Description of the task
Gather all lines in the entries that include the word "Khánh".

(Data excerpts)
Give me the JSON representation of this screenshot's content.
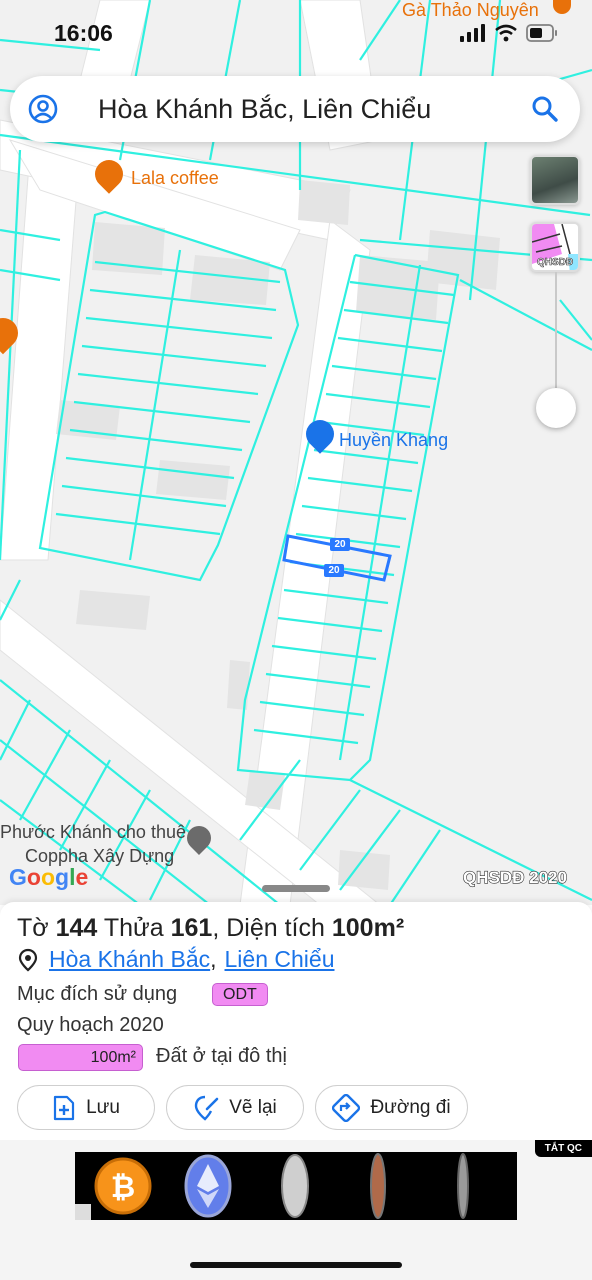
{
  "status": {
    "time": "16:06"
  },
  "search": {
    "query": "Hòa Khánh Bắc, Liên Chiểu"
  },
  "map": {
    "poi": {
      "top_right": "Gà Thảo Nguyên",
      "cafe": "Lala coffee",
      "shop": "Huyền Khang",
      "rental_line1": "Phước Khánh cho thuê",
      "rental_line2": "Coppha Xây Dựng"
    },
    "dimension_top": "20",
    "dimension_bottom": "20",
    "layer_label": "QHSDĐ",
    "watermark": "QHSDĐ 2020",
    "google": [
      "G",
      "o",
      "o",
      "g",
      "l",
      "e"
    ]
  },
  "parcel": {
    "sheet_label": "Tờ",
    "sheet_no": "144",
    "plot_label": "Thửa",
    "plot_no": "161",
    "area_label": "Diện tích",
    "area": "100m²",
    "ward": "Hòa Khánh Bắc",
    "separator": ",",
    "district": "Liên Chiểu",
    "purpose_label": "Mục đích sử dụng",
    "purpose_code": "ODT",
    "plan_label": "Quy hoạch 2020",
    "plan_area": "100m²",
    "plan_desc": "Đất ở tại đô thị"
  },
  "actions": {
    "save": "Lưu",
    "redraw": "Vẽ lại",
    "route": "Đường đi"
  },
  "ad": {
    "close_label": "TẮT QC"
  },
  "colors": {
    "parcel_line": "#2ff0e0",
    "accent": "#1a73e8",
    "zoning": "#f18bf2"
  }
}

Worked answer
    "query": "Hòa Khánh Bắc, Liên Chiểu"
      "rental_line1": "Phước Khánh cho thuê",
    "ward": "Hòa Khánh Bắc",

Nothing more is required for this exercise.